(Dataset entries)
###

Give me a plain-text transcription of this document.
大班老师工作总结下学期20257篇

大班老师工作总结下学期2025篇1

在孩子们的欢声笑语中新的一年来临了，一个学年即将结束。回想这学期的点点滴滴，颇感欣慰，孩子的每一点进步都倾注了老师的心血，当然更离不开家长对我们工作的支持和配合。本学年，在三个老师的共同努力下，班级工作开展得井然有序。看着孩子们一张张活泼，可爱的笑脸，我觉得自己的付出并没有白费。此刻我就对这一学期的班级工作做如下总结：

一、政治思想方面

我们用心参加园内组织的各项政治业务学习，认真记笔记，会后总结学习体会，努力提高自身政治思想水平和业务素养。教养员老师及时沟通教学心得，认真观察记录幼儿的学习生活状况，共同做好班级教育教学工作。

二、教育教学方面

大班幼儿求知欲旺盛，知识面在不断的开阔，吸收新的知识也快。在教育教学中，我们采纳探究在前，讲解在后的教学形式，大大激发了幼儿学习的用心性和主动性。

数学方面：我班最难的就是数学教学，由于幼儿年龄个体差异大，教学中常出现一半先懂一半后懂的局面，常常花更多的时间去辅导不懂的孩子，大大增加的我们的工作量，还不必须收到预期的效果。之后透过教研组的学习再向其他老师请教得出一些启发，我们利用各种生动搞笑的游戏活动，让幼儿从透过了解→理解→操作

###

** To do **
All of the material above needs to be copied exactly.

** Worked answer **
Give me a plain-text transcription of this document.
大班老师工作总结下学期20257篇

大班老师工作总结下学期2025篇1

在孩子们的欢声笑语中新的一年来临了，一个学年即将结束。回想这学期的点点滴滴，颇感欣慰，孩子的每一点进步都倾注了老师的心血，当然更离不开家长对我们工作的支持和配合。本学年，在三个老师的共同努力下，班级工作开展得井然有序。看着孩子们一张张活泼，可爱的笑脸，我觉得自己的付出并没有白费。此刻我就对这一学期的班级工作做如下总结：

一、政治思想方面

我们用心参加园内组织的各项政治业务学习，认真记笔记，会后总结学习体会，努力提高自身政治思想水平和业务素养。教养员老师及时沟通教学心得，认真观察记录幼儿的学习生活状况，共同做好班级教育教学工作。

二、教育教学方面

大班幼儿求知欲旺盛，知识面在不断的开阔，吸收新的知识也快。在教育教学中，我们采纳探究在前，讲解在后的教学形式，大大激发了幼儿学习的用心性和主动性。

数学方面：我班最难的就是数学教学，由于幼儿年龄个体差异大，教学中常出现一半先懂一半后懂的局面，常常花更多的时间去辅导不懂的孩子，大大增加的我们的工作量，还不必须收到预期的效果。之后透过教研组的学习再向其他老师请教得出一些启发，我们利用各种生动搞笑的游戏活动，让幼儿从透过了解→理解→操作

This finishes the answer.